RAW RECORDS »
□ □ □ □ □

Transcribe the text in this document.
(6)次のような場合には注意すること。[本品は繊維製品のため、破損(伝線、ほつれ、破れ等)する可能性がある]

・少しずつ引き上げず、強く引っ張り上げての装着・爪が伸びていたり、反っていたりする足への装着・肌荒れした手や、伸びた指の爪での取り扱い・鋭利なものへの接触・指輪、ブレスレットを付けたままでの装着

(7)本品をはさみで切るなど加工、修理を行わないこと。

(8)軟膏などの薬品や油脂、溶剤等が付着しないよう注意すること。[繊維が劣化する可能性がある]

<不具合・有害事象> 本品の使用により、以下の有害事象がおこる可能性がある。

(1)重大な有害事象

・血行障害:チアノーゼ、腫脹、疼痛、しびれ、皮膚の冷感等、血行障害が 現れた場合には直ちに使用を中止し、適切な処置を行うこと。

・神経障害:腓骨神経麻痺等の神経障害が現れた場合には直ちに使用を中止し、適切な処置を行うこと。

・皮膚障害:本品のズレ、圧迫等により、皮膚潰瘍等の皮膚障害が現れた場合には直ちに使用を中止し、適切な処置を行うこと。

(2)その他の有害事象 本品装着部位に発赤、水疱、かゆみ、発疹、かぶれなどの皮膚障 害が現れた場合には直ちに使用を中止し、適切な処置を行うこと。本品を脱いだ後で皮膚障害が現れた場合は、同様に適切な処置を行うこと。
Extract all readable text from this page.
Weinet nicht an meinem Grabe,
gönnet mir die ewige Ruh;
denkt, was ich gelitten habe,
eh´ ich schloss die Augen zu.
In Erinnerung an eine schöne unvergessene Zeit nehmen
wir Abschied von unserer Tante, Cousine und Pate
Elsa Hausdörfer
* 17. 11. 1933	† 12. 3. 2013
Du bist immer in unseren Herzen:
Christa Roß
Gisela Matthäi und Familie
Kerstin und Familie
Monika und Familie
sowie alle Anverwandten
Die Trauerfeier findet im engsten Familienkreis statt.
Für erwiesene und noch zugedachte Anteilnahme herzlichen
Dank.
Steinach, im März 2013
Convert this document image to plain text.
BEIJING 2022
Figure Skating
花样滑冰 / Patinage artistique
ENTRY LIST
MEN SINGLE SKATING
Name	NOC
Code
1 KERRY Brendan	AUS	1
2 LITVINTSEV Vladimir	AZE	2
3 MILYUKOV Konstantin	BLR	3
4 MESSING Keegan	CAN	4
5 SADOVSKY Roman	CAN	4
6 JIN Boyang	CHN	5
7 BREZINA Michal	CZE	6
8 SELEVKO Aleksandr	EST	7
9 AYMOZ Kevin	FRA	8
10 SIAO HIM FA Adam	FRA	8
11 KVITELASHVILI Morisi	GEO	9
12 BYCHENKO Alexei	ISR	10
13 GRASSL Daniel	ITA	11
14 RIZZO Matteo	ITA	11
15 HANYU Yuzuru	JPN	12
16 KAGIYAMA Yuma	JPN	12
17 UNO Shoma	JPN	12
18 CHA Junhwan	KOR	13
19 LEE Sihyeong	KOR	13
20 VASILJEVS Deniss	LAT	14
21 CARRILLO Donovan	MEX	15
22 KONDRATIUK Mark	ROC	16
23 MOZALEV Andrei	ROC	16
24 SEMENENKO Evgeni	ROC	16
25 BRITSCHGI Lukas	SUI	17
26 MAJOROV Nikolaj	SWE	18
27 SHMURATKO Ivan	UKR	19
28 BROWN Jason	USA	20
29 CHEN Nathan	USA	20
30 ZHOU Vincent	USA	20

□ □ □ □ □

Return every line above in which the string "text" occurs.

Transcribe the text in this document.
Extract all readable text from this page.
Convert this document image to plain text.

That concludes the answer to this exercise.